#### Work to complete:
Print all of the entries exactly, minus the pictures.

Figure record extracts
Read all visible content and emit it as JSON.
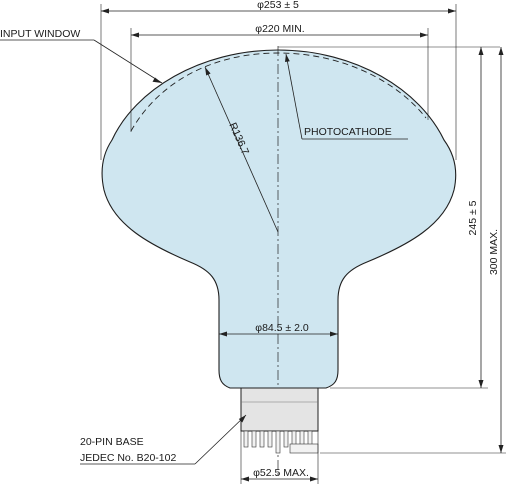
{
  "labels": {
    "input_window": "INPUT WINDOW",
    "photocathode": "PHOTOCATHODE",
    "radius": "R136.7",
    "dia_253": "φ253 ± 5",
    "dia_220": "φ220 MIN.",
    "dia_84": "φ84.5 ± 2.0",
    "dia_52": "φ52.5 MAX.",
    "height_245": "245 ± 5",
    "height_300": "300 MAX.",
    "base_line1": "20-PIN BASE",
    "base_line2": "JEDEC No. B20-102"
  },
  "colors": {
    "bulb_fill": "#cfe6f0",
    "outline": "#1f1f1f",
    "base_fill": "#e4e4e4",
    "pins_fill": "#f2f2f2"
  }
}
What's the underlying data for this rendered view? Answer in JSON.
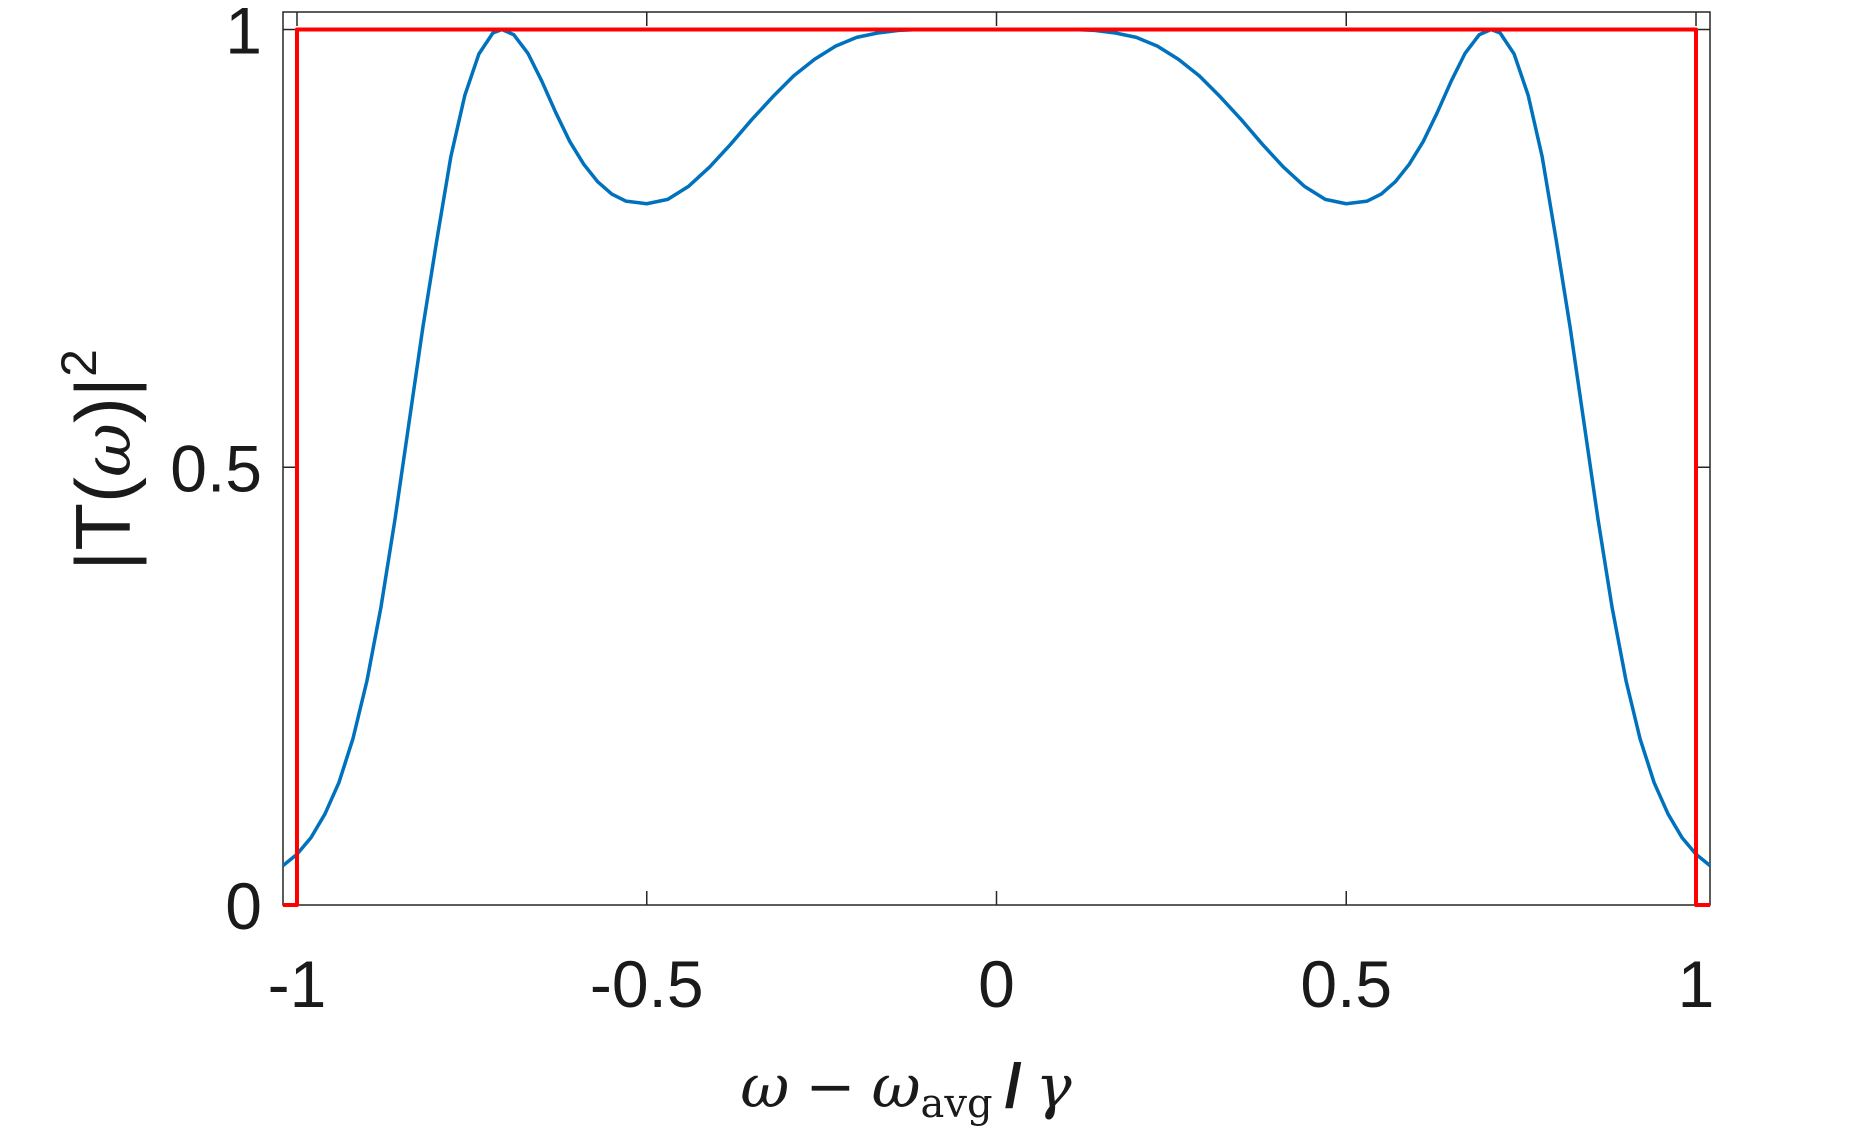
{
  "chart_data": {
    "type": "line",
    "xlabel": {
      "omega": "ω",
      "minus": "−",
      "omega2": "ω",
      "sub": "avg",
      "slash": "/",
      "gamma": "γ"
    },
    "ylabel": {
      "pre": "|T(",
      "omega": "ω",
      "post": ")|",
      "sup": "2"
    },
    "xlim": [
      -1.02,
      1.02
    ],
    "ylim": [
      0,
      1.02
    ],
    "xticks": [
      -1,
      -0.5,
      0,
      0.5,
      1
    ],
    "xtick_labels": [
      "-1",
      "-0.5",
      "0",
      "0.5",
      "1"
    ],
    "yticks": [
      0,
      0.5,
      1
    ],
    "ytick_labels": [
      "0",
      "0.5",
      "1"
    ],
    "grid": false,
    "legend": "none",
    "series": [
      {
        "color": "#0072BD",
        "x": [
          -1.02,
          -1.0,
          -0.98,
          -0.96,
          -0.94,
          -0.92,
          -0.9,
          -0.88,
          -0.86,
          -0.84,
          -0.82,
          -0.8,
          -0.78,
          -0.76,
          -0.74,
          -0.72,
          -0.707,
          -0.69,
          -0.67,
          -0.65,
          -0.63,
          -0.61,
          -0.59,
          -0.57,
          -0.55,
          -0.53,
          -0.5,
          -0.47,
          -0.44,
          -0.41,
          -0.38,
          -0.35,
          -0.32,
          -0.29,
          -0.26,
          -0.23,
          -0.2,
          -0.17,
          -0.14,
          -0.11,
          -0.08,
          -0.05,
          -0.02,
          0.0,
          0.02,
          0.05,
          0.08,
          0.11,
          0.14,
          0.17,
          0.2,
          0.23,
          0.26,
          0.29,
          0.32,
          0.35,
          0.38,
          0.41,
          0.44,
          0.47,
          0.5,
          0.53,
          0.55,
          0.57,
          0.59,
          0.61,
          0.63,
          0.65,
          0.67,
          0.69,
          0.707,
          0.72,
          0.74,
          0.76,
          0.78,
          0.8,
          0.82,
          0.84,
          0.86,
          0.88,
          0.9,
          0.92,
          0.94,
          0.96,
          0.98,
          1.0,
          1.02
        ],
        "y": [
          0.045,
          0.058,
          0.077,
          0.104,
          0.14,
          0.19,
          0.256,
          0.34,
          0.44,
          0.55,
          0.66,
          0.76,
          0.855,
          0.925,
          0.972,
          0.996,
          1.0,
          0.994,
          0.973,
          0.941,
          0.905,
          0.872,
          0.846,
          0.826,
          0.812,
          0.804,
          0.801,
          0.806,
          0.821,
          0.843,
          0.869,
          0.897,
          0.923,
          0.947,
          0.966,
          0.981,
          0.991,
          0.996,
          0.999,
          1.0,
          1.0,
          1.0,
          1.0,
          1.0,
          1.0,
          1.0,
          1.0,
          1.0,
          0.999,
          0.996,
          0.991,
          0.981,
          0.966,
          0.947,
          0.923,
          0.897,
          0.869,
          0.843,
          0.821,
          0.806,
          0.801,
          0.804,
          0.812,
          0.826,
          0.846,
          0.872,
          0.905,
          0.941,
          0.973,
          0.994,
          1.0,
          0.996,
          0.972,
          0.925,
          0.855,
          0.76,
          0.66,
          0.55,
          0.44,
          0.34,
          0.256,
          0.19,
          0.14,
          0.104,
          0.077,
          0.058,
          0.045
        ]
      },
      {
        "color": "#FF0000",
        "x": [
          -1.02,
          -1.0,
          -1.0,
          1.0,
          1.0,
          1.02
        ],
        "y": [
          0,
          0,
          1,
          1,
          0,
          0
        ]
      }
    ]
  }
}
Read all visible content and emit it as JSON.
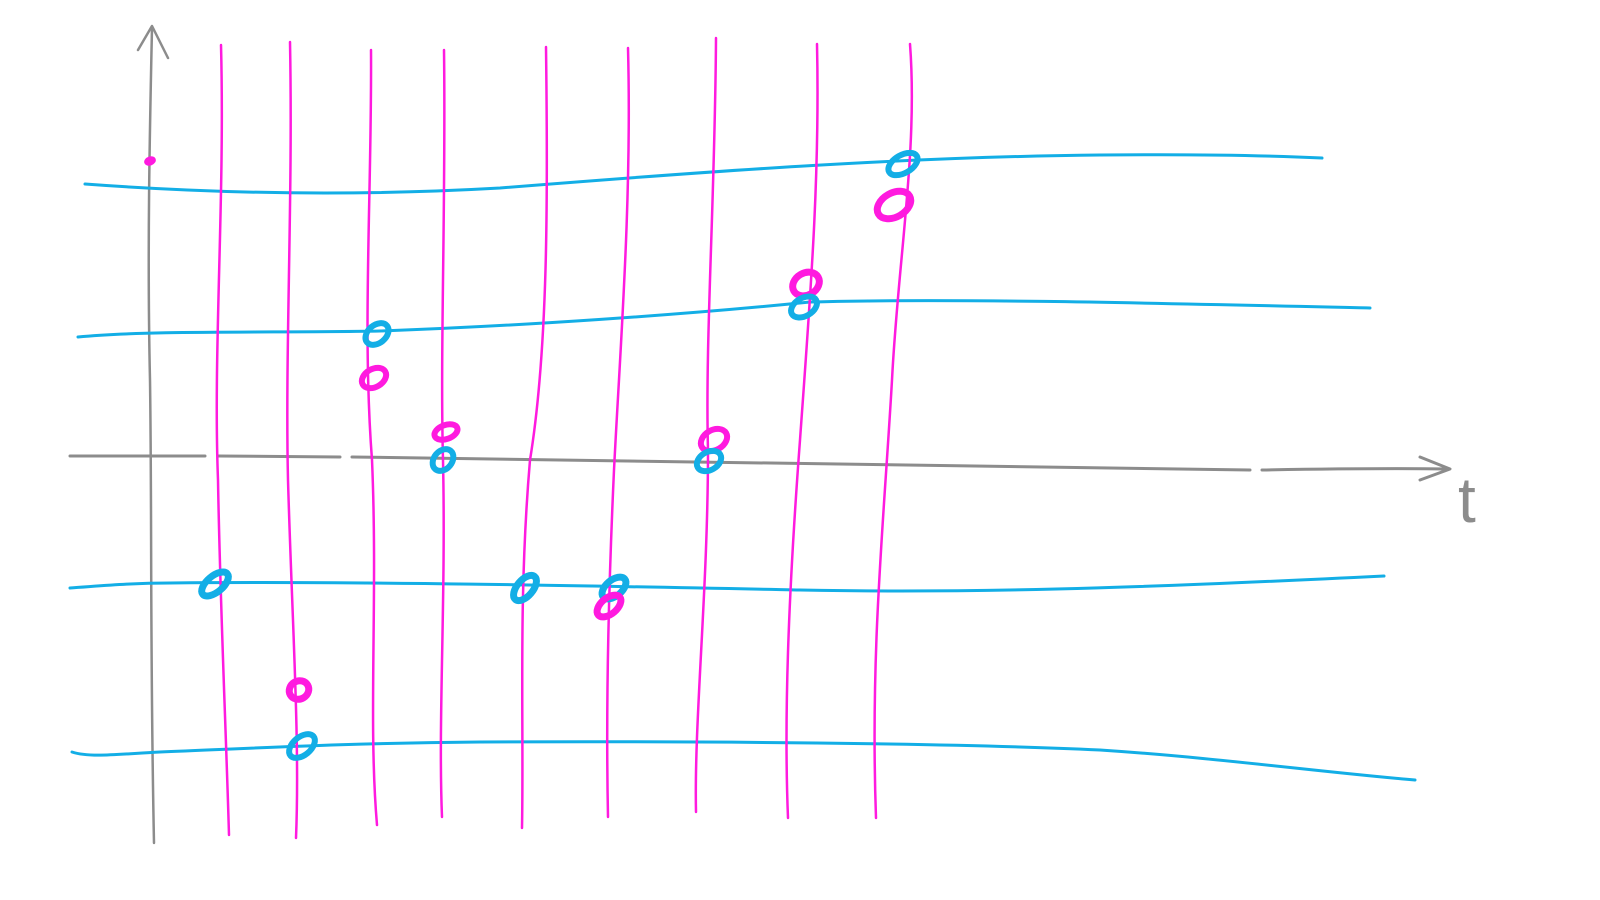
{
  "diagram": {
    "axis": {
      "t_label": "t",
      "color": "#8c8c8c"
    },
    "colors": {
      "vertical_lines": "#ff1adf",
      "horizontal_lines": "#13aee6",
      "axes": "#8c8c8c",
      "dot_magenta": "#ff1adf",
      "dot_cyan": "#13aee6"
    },
    "counts": {
      "vertical_lines": 10,
      "horizontal_lines": 4
    },
    "dots": [
      {
        "color": "magenta",
        "vertical_line": 0,
        "level": "above-top"
      },
      {
        "color": "cyan",
        "vertical_line": 9,
        "horizontal_line": 1
      },
      {
        "color": "magenta",
        "vertical_line": 9,
        "horizontal_line": 1,
        "offset": "below"
      },
      {
        "color": "magenta",
        "vertical_line": 8,
        "horizontal_line": 2,
        "offset": "above"
      },
      {
        "color": "cyan",
        "vertical_line": 8,
        "horizontal_line": 2
      },
      {
        "color": "cyan",
        "vertical_line": 3,
        "horizontal_line": 2
      },
      {
        "color": "magenta",
        "vertical_line": 3,
        "horizontal_line": 2,
        "offset": "below"
      },
      {
        "color": "magenta",
        "vertical_line": 4,
        "level": "time-axis",
        "offset": "above"
      },
      {
        "color": "cyan",
        "vertical_line": 4,
        "level": "time-axis"
      },
      {
        "color": "magenta",
        "vertical_line": 7,
        "level": "time-axis",
        "offset": "above"
      },
      {
        "color": "cyan",
        "vertical_line": 7,
        "level": "time-axis"
      },
      {
        "color": "cyan",
        "vertical_line": 1,
        "horizontal_line": 3
      },
      {
        "color": "cyan",
        "vertical_line": 5,
        "horizontal_line": 3
      },
      {
        "color": "cyan",
        "vertical_line": 6,
        "horizontal_line": 3
      },
      {
        "color": "magenta",
        "vertical_line": 6,
        "horizontal_line": 3,
        "offset": "below"
      },
      {
        "color": "magenta",
        "vertical_line": 2,
        "horizontal_line": 4,
        "offset": "above"
      },
      {
        "color": "cyan",
        "vertical_line": 2,
        "horizontal_line": 4
      }
    ]
  }
}
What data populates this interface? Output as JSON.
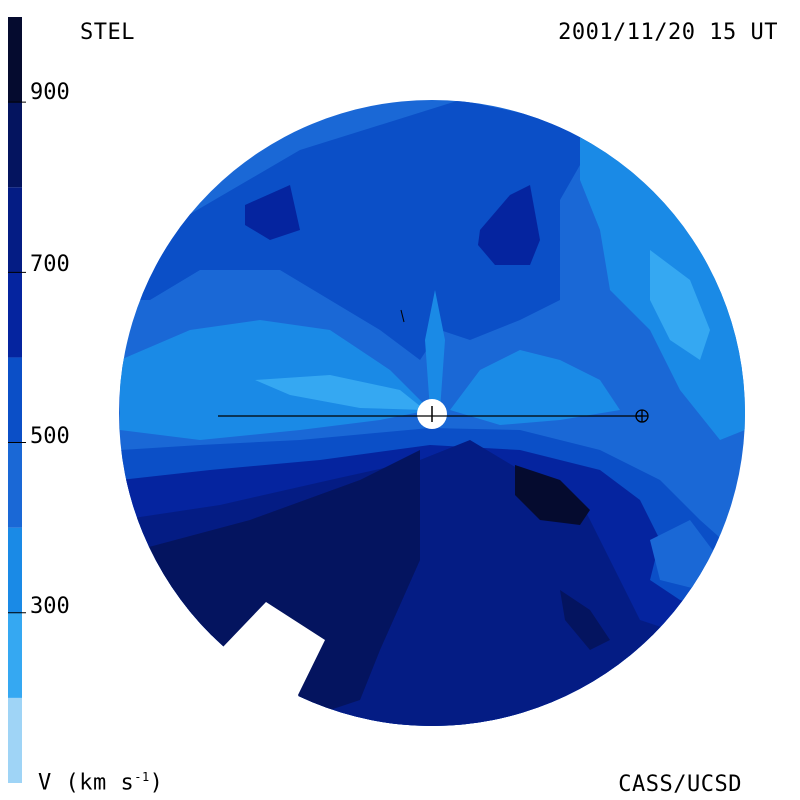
{
  "header": {
    "left_title": "STEL",
    "right_title": "2001/11/20 15 UT"
  },
  "footer": {
    "left_label_prefix": "V (km s",
    "left_label_exp": "-1",
    "left_label_suffix": ")",
    "right_label": "CASS/UCSD"
  },
  "colorbar": {
    "tick_values": [
      "900",
      "700",
      "500",
      "300"
    ],
    "levels": [
      {
        "min": 100,
        "max": 200,
        "color": "#9fd4f6"
      },
      {
        "min": 200,
        "max": 300,
        "color": "#35a8f2"
      },
      {
        "min": 300,
        "max": 400,
        "color": "#1a8ae6"
      },
      {
        "min": 400,
        "max": 500,
        "color": "#1a68d6"
      },
      {
        "min": 500,
        "max": 600,
        "color": "#0b4fc7"
      },
      {
        "min": 600,
        "max": 700,
        "color": "#05249f"
      },
      {
        "min": 700,
        "max": 800,
        "color": "#041c84"
      },
      {
        "min": 800,
        "max": 900,
        "color": "#04145f"
      },
      {
        "min": 900,
        "max": 1000,
        "color": "#050b2f"
      }
    ]
  },
  "map": {
    "sun_symbol": "sun-icon",
    "earth_symbol": "earth-icon"
  }
}
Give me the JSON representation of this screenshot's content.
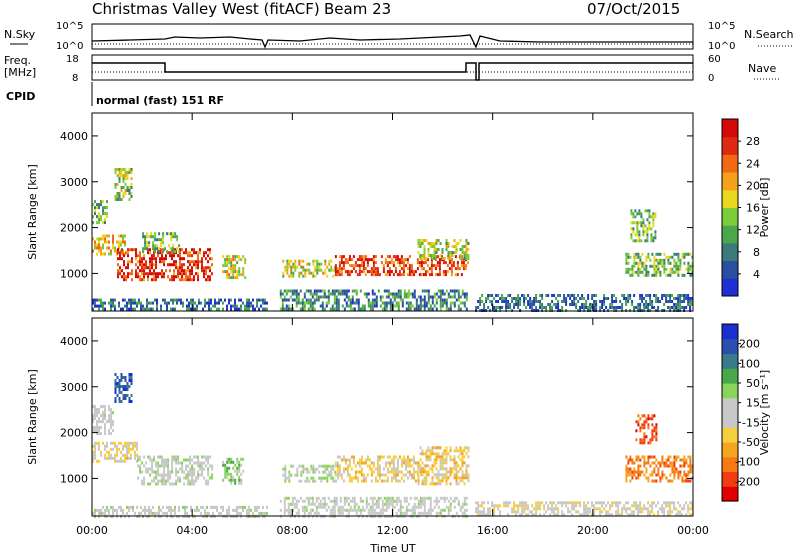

#### Answer to this problem:
Read all visible content and emit it as JSON.
{
  "labels": {
    "input_window": "INPUT WINDOW",
    "photocathode": "PHOTOCATHODE",
    "radius": "R136.7",
    "dia_253": "φ253 ± 5",
    "dia_220": "φ220 MIN.",
    "dia_84": "φ84.5 ± 2.0",
    "dia_52": "φ52.5 MAX.",
    "height_245": "245 ± 5",
    "height_300": "300 MAX.",
    "base_line1": "20-PIN BASE",
    "base_line2": "JEDEC No. B20-102"
  },
  "colors": {
    "bulb_fill": "#cfe6f0",
    "outline": "#1f1f1f",
    "base_fill": "#e4e4e4",
    "pins_fill": "#f2f2f2"
  }
}
What's the underlying data for this rendered view? Answer in JSON.
{
  "chart_data": {
    "type": "line",
    "xlabel": {
      "omega": "ω",
      "minus": "−",
      "omega2": "ω",
      "sub": "avg",
      "slash": "/",
      "gamma": "γ"
    },
    "ylabel": {
      "pre": "|T(",
      "omega": "ω",
      "post": ")|",
      "sup": "2"
    },
    "xlim": [
      -1.02,
      1.02
    ],
    "ylim": [
      0,
      1.02
    ],
    "xticks": [
      -1,
      -0.5,
      0,
      0.5,
      1
    ],
    "xtick_labels": [
      "-1",
      "-0.5",
      "0",
      "0.5",
      "1"
    ],
    "yticks": [
      0,
      0.5,
      1
    ],
    "ytick_labels": [
      "0",
      "0.5",
      "1"
    ],
    "grid": false,
    "legend": "none",
    "series": [
      {
        "color": "#0072BD",
        "x": [
          -1.02,
          -1.0,
          -0.98,
          -0.96,
          -0.94,
          -0.92,
          -0.9,
          -0.88,
          -0.86,
          -0.84,
          -0.82,
          -0.8,
          -0.78,
          -0.76,
          -0.74,
          -0.72,
          -0.707,
          -0.69,
          -0.67,
          -0.65,
          -0.63,
          -0.61,
          -0.59,
          -0.57,
          -0.55,
          -0.53,
          -0.5,
          -0.47,
          -0.44,
          -0.41,
          -0.38,
          -0.35,
          -0.32,
          -0.29,
          -0.26,
          -0.23,
          -0.2,
          -0.17,
          -0.14,
          -0.11,
          -0.08,
          -0.05,
          -0.02,
          0.0,
          0.02,
          0.05,
          0.08,
          0.11,
          0.14,
          0.17,
          0.2,
          0.23,
          0.26,
          0.29,
          0.32,
          0.35,
          0.38,
          0.41,
          0.44,
          0.47,
          0.5,
          0.53,
          0.55,
          0.57,
          0.59,
          0.61,
          0.63,
          0.65,
          0.67,
          0.69,
          0.707,
          0.72,
          0.74,
          0.76,
          0.78,
          0.8,
          0.82,
          0.84,
          0.86,
          0.88,
          0.9,
          0.92,
          0.94,
          0.96,
          0.98,
          1.0,
          1.02
        ],
        "y": [
          0.045,
          0.058,
          0.077,
          0.104,
          0.14,
          0.19,
          0.256,
          0.34,
          0.44,
          0.55,
          0.66,
          0.76,
          0.855,
          0.925,
          0.972,
          0.996,
          1.0,
          0.994,
          0.973,
          0.941,
          0.905,
          0.872,
          0.846,
          0.826,
          0.812,
          0.804,
          0.801,
          0.806,
          0.821,
          0.843,
          0.869,
          0.897,
          0.923,
          0.947,
          0.966,
          0.981,
          0.991,
          0.996,
          0.999,
          1.0,
          1.0,
          1.0,
          1.0,
          1.0,
          1.0,
          1.0,
          1.0,
          1.0,
          0.999,
          0.996,
          0.991,
          0.981,
          0.966,
          0.947,
          0.923,
          0.897,
          0.869,
          0.843,
          0.821,
          0.806,
          0.801,
          0.804,
          0.812,
          0.826,
          0.846,
          0.872,
          0.905,
          0.941,
          0.973,
          0.994,
          1.0,
          0.996,
          0.972,
          0.925,
          0.855,
          0.76,
          0.66,
          0.55,
          0.44,
          0.34,
          0.256,
          0.19,
          0.14,
          0.104,
          0.077,
          0.058,
          0.045
        ]
      },
      {
        "color": "#FF0000",
        "x": [
          -1.02,
          -1.0,
          -1.0,
          1.0,
          1.0,
          1.02
        ],
        "y": [
          0,
          0,
          1,
          1,
          0,
          0
        ]
      }
    ]
  }
}
Read all visible content and emit it as JSON.
{
  "diagram": {
    "axis": {
      "t_label": "t",
      "color": "#8c8c8c"
    },
    "colors": {
      "vertical_lines": "#ff1adf",
      "horizontal_lines": "#13aee6",
      "axes": "#8c8c8c",
      "dot_magenta": "#ff1adf",
      "dot_cyan": "#13aee6"
    },
    "counts": {
      "vertical_lines": 10,
      "horizontal_lines": 4
    },
    "dots": [
      {
        "color": "magenta",
        "vertical_line": 0,
        "level": "above-top"
      },
      {
        "color": "cyan",
        "vertical_line": 9,
        "horizontal_line": 1
      },
      {
        "color": "magenta",
        "vertical_line": 9,
        "horizontal_line": 1,
        "offset": "below"
      },
      {
        "color": "magenta",
        "vertical_line": 8,
        "horizontal_line": 2,
        "offset": "above"
      },
      {
        "color": "cyan",
        "vertical_line": 8,
        "horizontal_line": 2
      },
      {
        "color": "cyan",
        "vertical_line": 3,
        "horizontal_line": 2
      },
      {
        "color": "magenta",
        "vertical_line": 3,
        "horizontal_line": 2,
        "offset": "below"
      },
      {
        "color": "magenta",
        "vertical_line": 4,
        "level": "time-axis",
        "offset": "above"
      },
      {
        "color": "cyan",
        "vertical_line": 4,
        "level": "time-axis"
      },
      {
        "color": "magenta",
        "vertical_line": 7,
        "level": "time-axis",
        "offset": "above"
      },
      {
        "color": "cyan",
        "vertical_line": 7,
        "level": "time-axis"
      },
      {
        "color": "cyan",
        "vertical_line": 1,
        "horizontal_line": 3
      },
      {
        "color": "cyan",
        "vertical_line": 5,
        "horizontal_line": 3
      },
      {
        "color": "cyan",
        "vertical_line": 6,
        "horizontal_line": 3
      },
      {
        "color": "magenta",
        "vertical_line": 6,
        "horizontal_line": 3,
        "offset": "below"
      },
      {
        "color": "magenta",
        "vertical_line": 2,
        "horizontal_line": 4,
        "offset": "above"
      },
      {
        "color": "cyan",
        "vertical_line": 2,
        "horizontal_line": 4
      }
    ]
  }
}
What data populates this interface? Output as JSON.
{
  "header": {
    "left_title": "STEL",
    "right_title": "2001/11/20 15 UT"
  },
  "footer": {
    "left_label_prefix": "V (km s",
    "left_label_exp": "-1",
    "left_label_suffix": ")",
    "right_label": "CASS/UCSD"
  },
  "colorbar": {
    "tick_values": [
      "900",
      "700",
      "500",
      "300"
    ],
    "levels": [
      {
        "min": 100,
        "max": 200,
        "color": "#9fd4f6"
      },
      {
        "min": 200,
        "max": 300,
        "color": "#35a8f2"
      },
      {
        "min": 300,
        "max": 400,
        "color": "#1a8ae6"
      },
      {
        "min": 400,
        "max": 500,
        "color": "#1a68d6"
      },
      {
        "min": 500,
        "max": 600,
        "color": "#0b4fc7"
      },
      {
        "min": 600,
        "max": 700,
        "color": "#05249f"
      },
      {
        "min": 700,
        "max": 800,
        "color": "#041c84"
      },
      {
        "min": 800,
        "max": 900,
        "color": "#04145f"
      },
      {
        "min": 900,
        "max": 1000,
        "color": "#050b2f"
      }
    ]
  },
  "map": {
    "sun_symbol": "sun-icon",
    "earth_symbol": "earth-icon"
  }
}
Give me the JSON representation of this screenshot's content.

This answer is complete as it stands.